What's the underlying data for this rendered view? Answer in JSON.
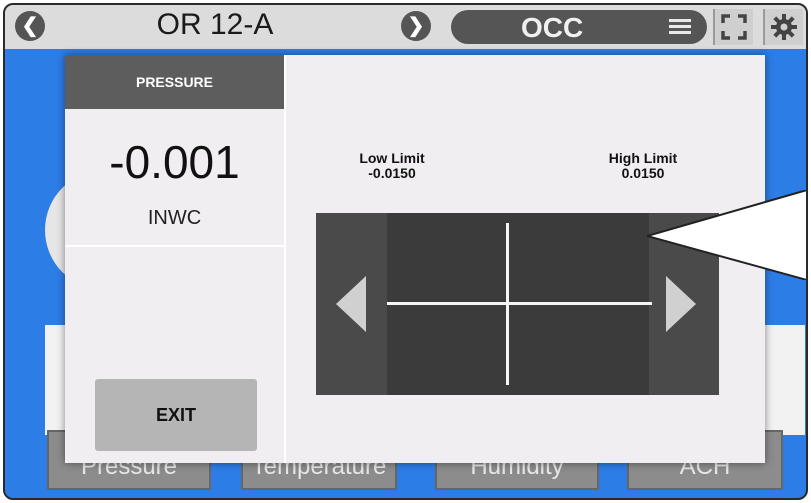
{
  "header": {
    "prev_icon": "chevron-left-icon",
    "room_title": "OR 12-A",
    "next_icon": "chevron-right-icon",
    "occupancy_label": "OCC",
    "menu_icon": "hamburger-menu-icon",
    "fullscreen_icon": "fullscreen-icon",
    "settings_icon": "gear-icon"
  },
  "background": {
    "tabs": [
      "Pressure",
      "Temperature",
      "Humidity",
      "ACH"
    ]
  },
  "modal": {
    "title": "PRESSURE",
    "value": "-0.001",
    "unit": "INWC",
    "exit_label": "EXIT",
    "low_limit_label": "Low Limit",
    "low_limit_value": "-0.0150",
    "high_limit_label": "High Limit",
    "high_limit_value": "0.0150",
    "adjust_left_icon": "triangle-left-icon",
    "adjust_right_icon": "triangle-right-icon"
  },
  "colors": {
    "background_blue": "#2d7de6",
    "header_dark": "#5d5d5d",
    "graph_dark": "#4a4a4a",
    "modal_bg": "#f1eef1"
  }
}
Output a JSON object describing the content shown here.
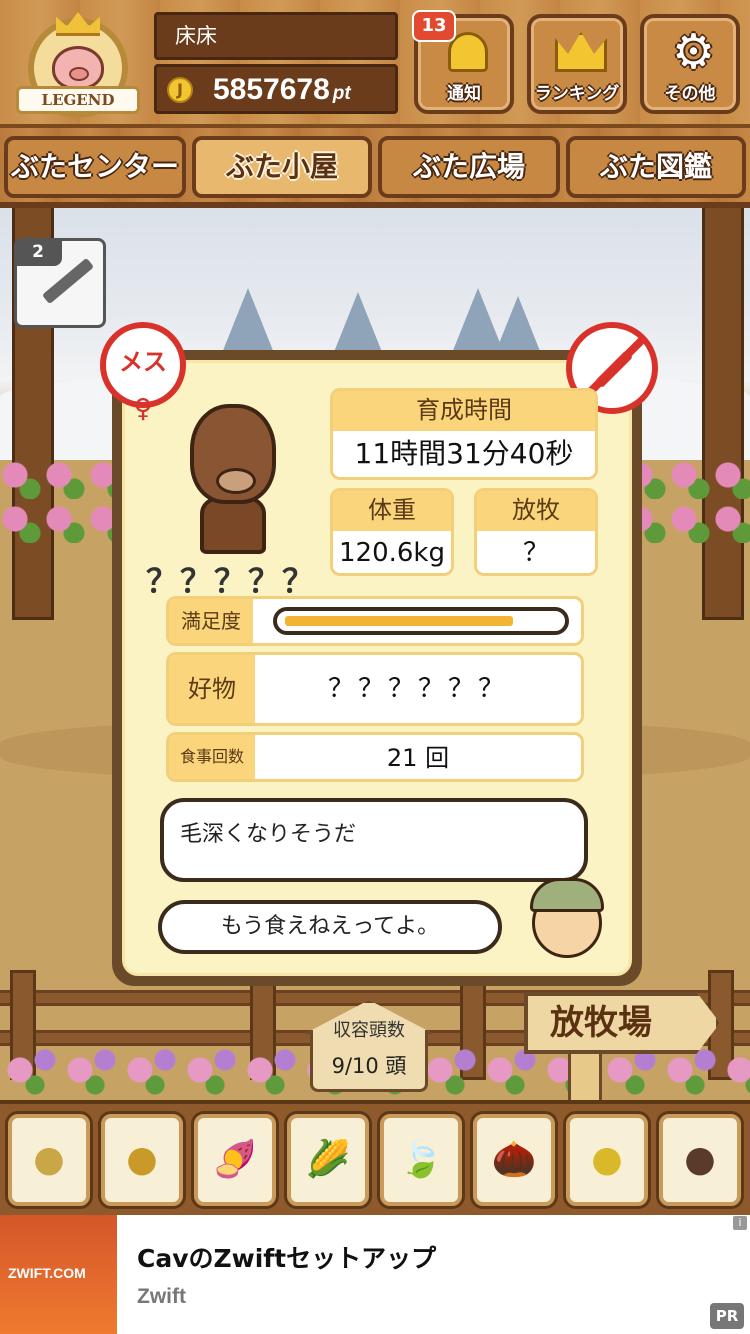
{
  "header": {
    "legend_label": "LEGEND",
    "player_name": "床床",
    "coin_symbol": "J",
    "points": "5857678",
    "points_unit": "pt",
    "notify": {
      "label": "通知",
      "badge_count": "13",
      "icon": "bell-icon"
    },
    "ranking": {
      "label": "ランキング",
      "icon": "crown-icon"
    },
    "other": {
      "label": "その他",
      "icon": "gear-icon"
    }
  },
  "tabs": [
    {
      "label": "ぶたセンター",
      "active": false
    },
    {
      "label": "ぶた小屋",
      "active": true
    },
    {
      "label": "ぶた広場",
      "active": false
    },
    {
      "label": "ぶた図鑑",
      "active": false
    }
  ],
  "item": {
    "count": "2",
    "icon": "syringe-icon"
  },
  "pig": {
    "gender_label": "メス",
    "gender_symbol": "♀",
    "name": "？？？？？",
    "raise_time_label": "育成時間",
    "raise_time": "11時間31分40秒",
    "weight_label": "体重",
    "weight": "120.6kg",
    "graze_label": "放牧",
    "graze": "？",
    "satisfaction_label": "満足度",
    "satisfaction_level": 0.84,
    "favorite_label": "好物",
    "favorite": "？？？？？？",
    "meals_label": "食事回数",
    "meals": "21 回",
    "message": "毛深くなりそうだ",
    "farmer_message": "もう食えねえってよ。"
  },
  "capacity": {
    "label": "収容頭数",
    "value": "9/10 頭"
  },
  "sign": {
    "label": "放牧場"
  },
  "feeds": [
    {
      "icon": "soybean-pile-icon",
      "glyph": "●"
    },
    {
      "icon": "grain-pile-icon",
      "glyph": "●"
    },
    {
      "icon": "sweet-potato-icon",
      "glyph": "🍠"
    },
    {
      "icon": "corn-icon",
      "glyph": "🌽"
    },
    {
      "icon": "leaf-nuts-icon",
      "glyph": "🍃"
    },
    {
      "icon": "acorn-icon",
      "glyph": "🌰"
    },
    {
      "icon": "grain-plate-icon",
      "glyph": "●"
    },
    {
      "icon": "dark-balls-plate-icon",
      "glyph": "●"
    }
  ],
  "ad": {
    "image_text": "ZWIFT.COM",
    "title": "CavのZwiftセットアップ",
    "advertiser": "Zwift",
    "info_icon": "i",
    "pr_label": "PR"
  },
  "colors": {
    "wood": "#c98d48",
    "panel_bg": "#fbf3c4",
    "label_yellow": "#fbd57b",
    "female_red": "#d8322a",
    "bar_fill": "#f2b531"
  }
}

PROMPT:
Can you restate all the records above word for word while dropping the pictures?

THE RESULT:
What's the underlying data for this rendered view? Answer in JSON.
{
  "header": {
    "prev_icon": "chevron-left-icon",
    "room_title": "OR 12-A",
    "next_icon": "chevron-right-icon",
    "occupancy_label": "OCC",
    "menu_icon": "hamburger-menu-icon",
    "fullscreen_icon": "fullscreen-icon",
    "settings_icon": "gear-icon"
  },
  "background": {
    "tabs": [
      "Pressure",
      "Temperature",
      "Humidity",
      "ACH"
    ]
  },
  "modal": {
    "title": "PRESSURE",
    "value": "-0.001",
    "unit": "INWC",
    "exit_label": "EXIT",
    "low_limit_label": "Low Limit",
    "low_limit_value": "-0.0150",
    "high_limit_label": "High Limit",
    "high_limit_value": "0.0150",
    "adjust_left_icon": "triangle-left-icon",
    "adjust_right_icon": "triangle-right-icon"
  },
  "colors": {
    "background_blue": "#2d7de6",
    "header_dark": "#5d5d5d",
    "graph_dark": "#4a4a4a",
    "modal_bg": "#f1eef1"
  }
}
Output a JSON object describing the content shown here.
{
  "header": {
    "legend_label": "LEGEND",
    "player_name": "床床",
    "coin_symbol": "J",
    "points": "5857678",
    "points_unit": "pt",
    "notify": {
      "label": "通知",
      "badge_count": "13",
      "icon": "bell-icon"
    },
    "ranking": {
      "label": "ランキング",
      "icon": "crown-icon"
    },
    "other": {
      "label": "その他",
      "icon": "gear-icon"
    }
  },
  "tabs": [
    {
      "label": "ぶたセンター",
      "active": false
    },
    {
      "label": "ぶた小屋",
      "active": true
    },
    {
      "label": "ぶた広場",
      "active": false
    },
    {
      "label": "ぶた図鑑",
      "active": false
    }
  ],
  "item": {
    "count": "2",
    "icon": "syringe-icon"
  },
  "pig": {
    "gender_label": "メス",
    "gender_symbol": "♀",
    "name": "？？？？？",
    "raise_time_label": "育成時間",
    "raise_time": "11時間31分40秒",
    "weight_label": "体重",
    "weight": "120.6kg",
    "graze_label": "放牧",
    "graze": "？",
    "satisfaction_label": "満足度",
    "satisfaction_level": 0.84,
    "favorite_label": "好物",
    "favorite": "？？？？？？",
    "meals_label": "食事回数",
    "meals": "21 回",
    "message": "毛深くなりそうだ",
    "farmer_message": "もう食えねえってよ。"
  },
  "capacity": {
    "label": "収容頭数",
    "value": "9/10 頭"
  },
  "sign": {
    "label": "放牧場"
  },
  "feeds": [
    {
      "icon": "soybean-pile-icon",
      "glyph": "●"
    },
    {
      "icon": "grain-pile-icon",
      "glyph": "●"
    },
    {
      "icon": "sweet-potato-icon",
      "glyph": "🍠"
    },
    {
      "icon": "corn-icon",
      "glyph": "🌽"
    },
    {
      "icon": "leaf-nuts-icon",
      "glyph": "🍃"
    },
    {
      "icon": "acorn-icon",
      "glyph": "🌰"
    },
    {
      "icon": "grain-plate-icon",
      "glyph": "●"
    },
    {
      "icon": "dark-balls-plate-icon",
      "glyph": "●"
    }
  ],
  "ad": {
    "image_text": "ZWIFT.COM",
    "title": "CavのZwiftセットアップ",
    "advertiser": "Zwift",
    "info_icon": "i",
    "pr_label": "PR"
  },
  "colors": {
    "wood": "#c98d48",
    "panel_bg": "#fbf3c4",
    "label_yellow": "#fbd57b",
    "female_red": "#d8322a",
    "bar_fill": "#f2b531"
  }
}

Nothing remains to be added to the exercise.